• **DIRECTIVE**:
Quote the rows from the line with "bar-2021-other-top xyxy=(384,358,403,364)" up to and including the line with "gridline-7 xyxy=(111,146,435,180)", word for word and in their original order.
^^^^^^^^
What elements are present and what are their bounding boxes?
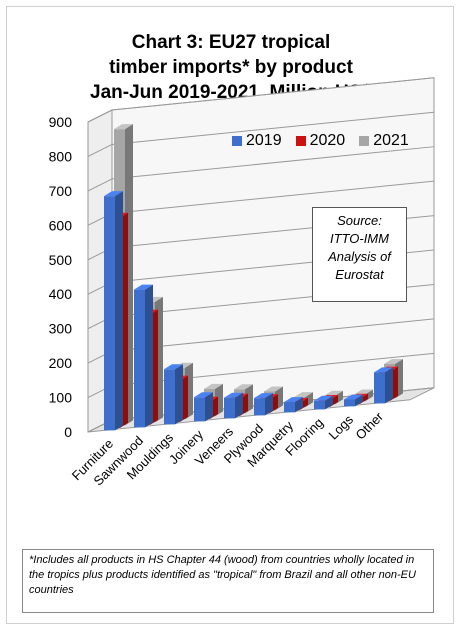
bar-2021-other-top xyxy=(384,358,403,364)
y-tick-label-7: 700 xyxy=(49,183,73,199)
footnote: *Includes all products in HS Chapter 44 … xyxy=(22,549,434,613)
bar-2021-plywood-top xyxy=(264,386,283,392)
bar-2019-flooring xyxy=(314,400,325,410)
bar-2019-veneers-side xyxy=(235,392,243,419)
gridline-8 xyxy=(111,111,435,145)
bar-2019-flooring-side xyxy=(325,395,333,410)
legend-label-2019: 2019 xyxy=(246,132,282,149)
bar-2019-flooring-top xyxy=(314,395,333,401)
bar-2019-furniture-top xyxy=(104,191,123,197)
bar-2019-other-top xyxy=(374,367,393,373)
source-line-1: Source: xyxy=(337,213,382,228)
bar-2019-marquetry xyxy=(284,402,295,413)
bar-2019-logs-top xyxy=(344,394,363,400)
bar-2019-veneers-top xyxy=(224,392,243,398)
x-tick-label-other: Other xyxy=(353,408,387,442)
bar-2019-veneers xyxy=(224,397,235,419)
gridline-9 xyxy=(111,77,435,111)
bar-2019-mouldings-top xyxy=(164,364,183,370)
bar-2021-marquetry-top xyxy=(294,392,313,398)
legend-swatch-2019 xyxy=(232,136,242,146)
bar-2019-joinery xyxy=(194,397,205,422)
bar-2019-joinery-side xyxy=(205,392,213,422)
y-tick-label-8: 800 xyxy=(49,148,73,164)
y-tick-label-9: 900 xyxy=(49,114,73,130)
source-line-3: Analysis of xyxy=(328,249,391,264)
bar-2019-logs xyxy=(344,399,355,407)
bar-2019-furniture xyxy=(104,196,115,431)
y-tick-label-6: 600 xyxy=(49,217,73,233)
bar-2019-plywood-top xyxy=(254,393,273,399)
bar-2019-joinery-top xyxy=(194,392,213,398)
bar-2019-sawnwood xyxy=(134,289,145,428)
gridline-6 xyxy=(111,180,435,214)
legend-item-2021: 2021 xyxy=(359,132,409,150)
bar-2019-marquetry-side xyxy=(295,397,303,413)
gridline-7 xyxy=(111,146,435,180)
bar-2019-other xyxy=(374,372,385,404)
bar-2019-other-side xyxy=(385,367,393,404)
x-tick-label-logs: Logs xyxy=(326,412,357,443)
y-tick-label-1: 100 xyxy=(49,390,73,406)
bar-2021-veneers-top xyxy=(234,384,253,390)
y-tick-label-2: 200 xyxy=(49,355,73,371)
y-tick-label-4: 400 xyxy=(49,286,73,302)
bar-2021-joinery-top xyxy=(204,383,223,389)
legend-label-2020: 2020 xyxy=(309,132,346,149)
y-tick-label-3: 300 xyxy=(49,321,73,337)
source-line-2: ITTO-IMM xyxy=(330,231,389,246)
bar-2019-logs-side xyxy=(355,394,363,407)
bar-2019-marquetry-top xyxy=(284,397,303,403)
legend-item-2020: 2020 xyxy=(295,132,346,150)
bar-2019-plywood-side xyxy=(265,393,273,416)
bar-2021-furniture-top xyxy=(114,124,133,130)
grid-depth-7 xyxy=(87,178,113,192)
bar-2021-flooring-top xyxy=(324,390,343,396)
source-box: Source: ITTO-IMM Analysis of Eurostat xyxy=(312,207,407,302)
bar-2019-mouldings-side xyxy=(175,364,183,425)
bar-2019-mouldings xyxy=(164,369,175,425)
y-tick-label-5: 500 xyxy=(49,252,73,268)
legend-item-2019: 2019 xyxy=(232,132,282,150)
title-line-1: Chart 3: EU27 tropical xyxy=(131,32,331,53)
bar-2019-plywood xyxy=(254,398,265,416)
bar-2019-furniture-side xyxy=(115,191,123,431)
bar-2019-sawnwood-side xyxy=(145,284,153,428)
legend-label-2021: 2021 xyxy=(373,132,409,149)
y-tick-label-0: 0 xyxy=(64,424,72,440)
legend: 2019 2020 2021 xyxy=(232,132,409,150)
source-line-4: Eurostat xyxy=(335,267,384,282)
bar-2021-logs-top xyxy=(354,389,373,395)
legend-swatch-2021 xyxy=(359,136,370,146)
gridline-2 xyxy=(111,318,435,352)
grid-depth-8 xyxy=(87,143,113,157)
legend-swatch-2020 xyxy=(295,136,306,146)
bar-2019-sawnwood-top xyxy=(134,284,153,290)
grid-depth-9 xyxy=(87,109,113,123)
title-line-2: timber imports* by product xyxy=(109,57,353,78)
^^^^^^^^
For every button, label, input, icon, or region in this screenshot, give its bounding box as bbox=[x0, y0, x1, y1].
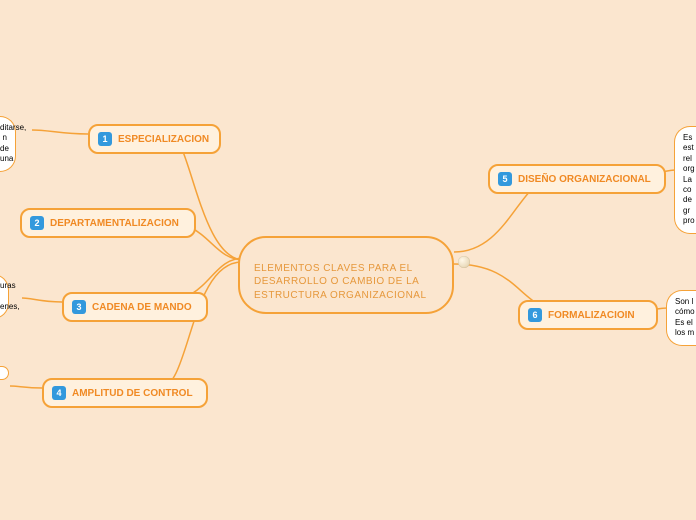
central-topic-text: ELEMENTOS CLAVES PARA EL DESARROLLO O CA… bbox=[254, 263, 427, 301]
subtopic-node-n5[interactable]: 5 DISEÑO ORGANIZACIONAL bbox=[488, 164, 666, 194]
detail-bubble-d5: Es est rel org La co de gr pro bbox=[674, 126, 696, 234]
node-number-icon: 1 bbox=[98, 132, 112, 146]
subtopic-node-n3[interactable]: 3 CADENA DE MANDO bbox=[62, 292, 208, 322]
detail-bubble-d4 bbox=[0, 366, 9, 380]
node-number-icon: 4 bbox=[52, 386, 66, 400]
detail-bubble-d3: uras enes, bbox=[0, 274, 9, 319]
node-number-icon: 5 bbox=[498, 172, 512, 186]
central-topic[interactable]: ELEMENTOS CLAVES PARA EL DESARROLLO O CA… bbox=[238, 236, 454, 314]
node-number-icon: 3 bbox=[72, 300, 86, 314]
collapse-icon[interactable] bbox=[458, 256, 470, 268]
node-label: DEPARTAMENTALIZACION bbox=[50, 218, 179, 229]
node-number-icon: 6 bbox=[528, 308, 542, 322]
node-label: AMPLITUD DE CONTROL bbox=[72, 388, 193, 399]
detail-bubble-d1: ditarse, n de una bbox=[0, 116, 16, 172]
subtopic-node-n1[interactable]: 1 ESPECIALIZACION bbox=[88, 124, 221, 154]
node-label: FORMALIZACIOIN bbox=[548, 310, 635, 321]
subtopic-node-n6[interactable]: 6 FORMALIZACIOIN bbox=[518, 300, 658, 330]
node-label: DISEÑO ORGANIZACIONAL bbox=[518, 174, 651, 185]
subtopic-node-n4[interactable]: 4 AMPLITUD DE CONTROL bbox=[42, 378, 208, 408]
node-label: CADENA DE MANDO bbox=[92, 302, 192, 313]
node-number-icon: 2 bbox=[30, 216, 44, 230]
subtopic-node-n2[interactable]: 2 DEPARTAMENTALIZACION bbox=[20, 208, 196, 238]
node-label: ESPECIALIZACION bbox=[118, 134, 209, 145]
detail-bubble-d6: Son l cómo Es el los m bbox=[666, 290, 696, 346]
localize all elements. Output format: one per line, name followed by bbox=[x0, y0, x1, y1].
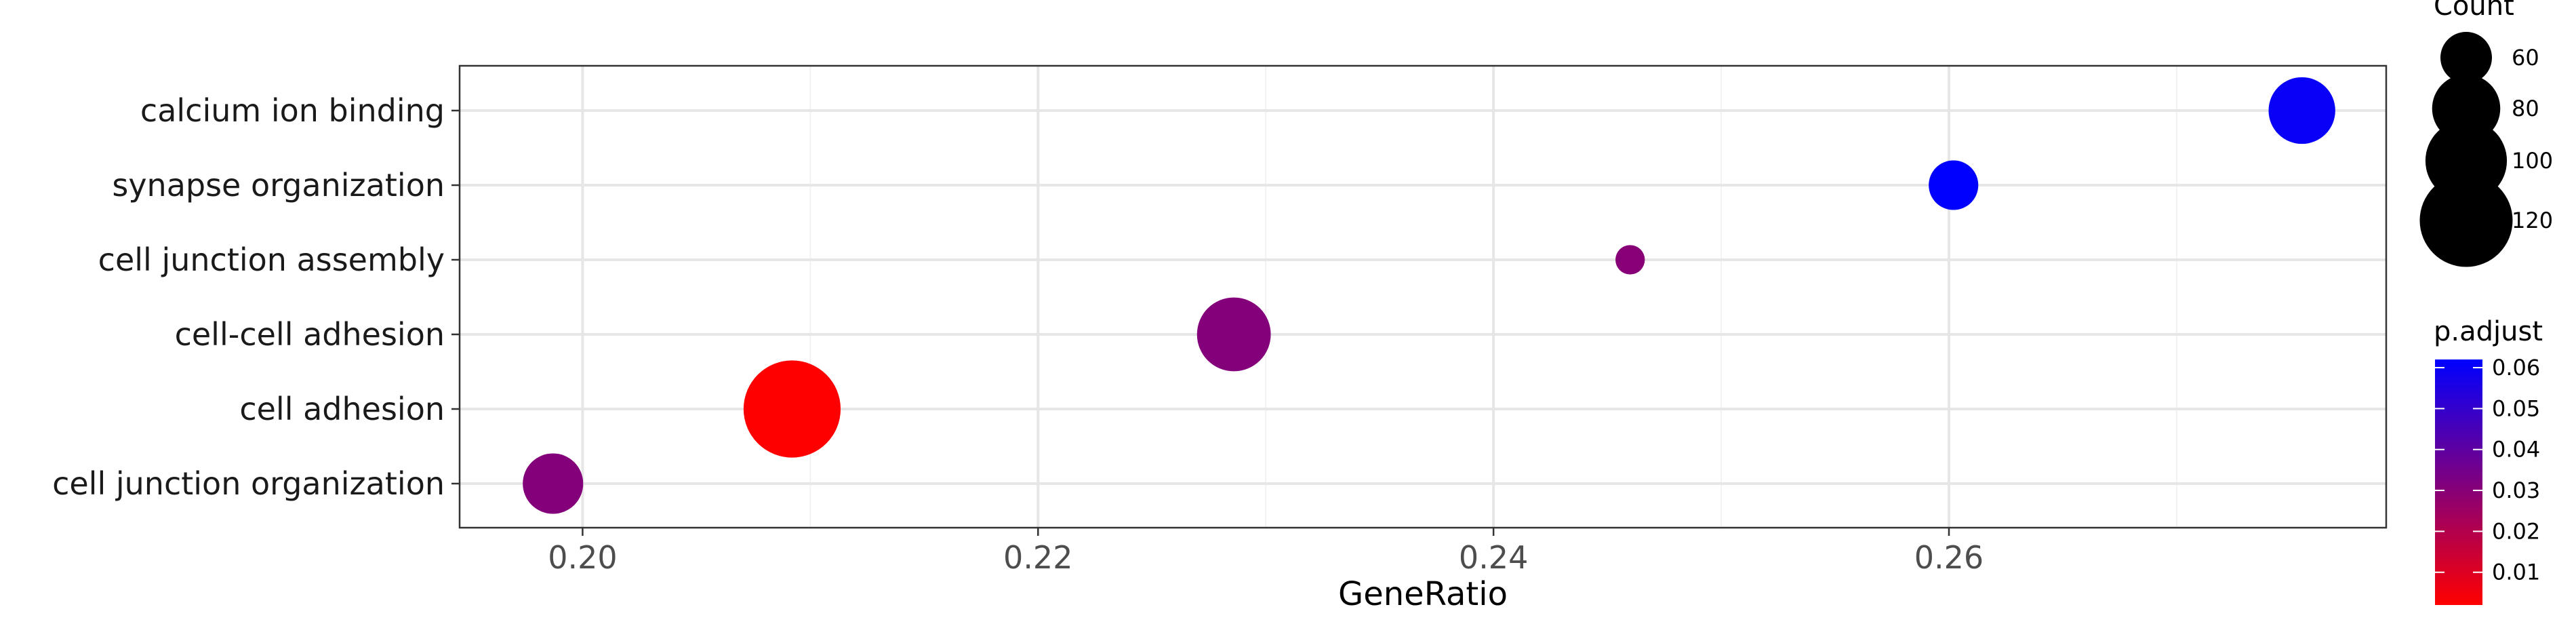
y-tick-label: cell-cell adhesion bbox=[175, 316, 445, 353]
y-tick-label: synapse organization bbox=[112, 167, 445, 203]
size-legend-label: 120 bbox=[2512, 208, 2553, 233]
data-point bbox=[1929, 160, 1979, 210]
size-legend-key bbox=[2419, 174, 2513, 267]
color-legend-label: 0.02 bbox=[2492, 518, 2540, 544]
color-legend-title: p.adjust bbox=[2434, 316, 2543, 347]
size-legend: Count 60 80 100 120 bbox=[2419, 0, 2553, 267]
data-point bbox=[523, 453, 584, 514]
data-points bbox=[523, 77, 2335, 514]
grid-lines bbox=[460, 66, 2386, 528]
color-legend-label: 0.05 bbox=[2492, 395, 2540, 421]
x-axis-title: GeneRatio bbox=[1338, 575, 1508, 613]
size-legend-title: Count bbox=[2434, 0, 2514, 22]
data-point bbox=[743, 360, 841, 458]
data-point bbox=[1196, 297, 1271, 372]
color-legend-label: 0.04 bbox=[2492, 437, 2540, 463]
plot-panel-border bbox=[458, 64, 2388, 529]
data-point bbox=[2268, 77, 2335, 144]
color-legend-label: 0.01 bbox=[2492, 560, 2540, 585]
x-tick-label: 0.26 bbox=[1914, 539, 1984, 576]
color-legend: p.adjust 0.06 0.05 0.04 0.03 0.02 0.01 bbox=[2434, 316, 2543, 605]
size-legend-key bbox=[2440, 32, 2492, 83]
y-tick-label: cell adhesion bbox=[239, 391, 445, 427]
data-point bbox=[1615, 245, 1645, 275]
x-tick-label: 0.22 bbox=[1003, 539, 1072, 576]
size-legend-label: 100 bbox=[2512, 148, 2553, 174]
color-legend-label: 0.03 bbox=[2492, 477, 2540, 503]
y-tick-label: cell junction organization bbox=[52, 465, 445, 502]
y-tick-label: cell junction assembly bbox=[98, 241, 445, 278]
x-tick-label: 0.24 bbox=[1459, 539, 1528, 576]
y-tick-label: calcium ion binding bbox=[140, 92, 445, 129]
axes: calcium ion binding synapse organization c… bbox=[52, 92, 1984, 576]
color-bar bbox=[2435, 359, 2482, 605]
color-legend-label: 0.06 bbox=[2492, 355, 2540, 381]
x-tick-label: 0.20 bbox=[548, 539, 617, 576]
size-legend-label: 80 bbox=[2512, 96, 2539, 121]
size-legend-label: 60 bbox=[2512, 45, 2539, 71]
^^^^^^^^
• **WRITTEN SOLUTION**:
bar-2021-other-top xyxy=(384,358,403,364)
y-tick-label-7: 700 xyxy=(49,183,73,199)
footnote: *Includes all products in HS Chapter 44 … xyxy=(22,549,434,613)
bar-2021-plywood-top xyxy=(264,386,283,392)
bar-2019-flooring xyxy=(314,400,325,410)
bar-2019-veneers-side xyxy=(235,392,243,419)
gridline-8 xyxy=(111,111,435,145)
bar-2019-flooring-side xyxy=(325,395,333,410)
legend-label-2019: 2019 xyxy=(246,132,282,149)
bar-2019-flooring-top xyxy=(314,395,333,401)
bar-2019-furniture-top xyxy=(104,191,123,197)
bar-2019-other-top xyxy=(374,367,393,373)
source-line-1: Source: xyxy=(337,213,382,228)
bar-2019-marquetry xyxy=(284,402,295,413)
bar-2019-logs-top xyxy=(344,394,363,400)
bar-2019-veneers-top xyxy=(224,392,243,398)
x-tick-label-other: Other xyxy=(353,408,387,442)
bar-2019-veneers xyxy=(224,397,235,419)
gridline-9 xyxy=(111,77,435,111)
bar-2019-mouldings-top xyxy=(164,364,183,370)
bar-2021-marquetry-top xyxy=(294,392,313,398)
legend-swatch-2019 xyxy=(232,136,242,146)
bar-2019-joinery xyxy=(194,397,205,422)
bar-2019-joinery-side xyxy=(205,392,213,422)
y-tick-label-8: 800 xyxy=(49,148,73,164)
y-tick-label-9: 900 xyxy=(49,114,73,130)
source-line-3: Analysis of xyxy=(328,249,391,264)
bar-2019-logs xyxy=(344,399,355,407)
bar-2019-furniture xyxy=(104,196,115,431)
y-tick-label-6: 600 xyxy=(49,217,73,233)
bar-2019-plywood-top xyxy=(254,393,273,399)
bar-2019-joinery-top xyxy=(194,392,213,398)
bar-2019-sawnwood xyxy=(134,289,145,428)
gridline-6 xyxy=(111,180,435,214)
legend-item-2021: 2021 xyxy=(359,132,409,150)
bar-2019-marquetry-side xyxy=(295,397,303,413)
gridline-7 xyxy=(111,146,435,180)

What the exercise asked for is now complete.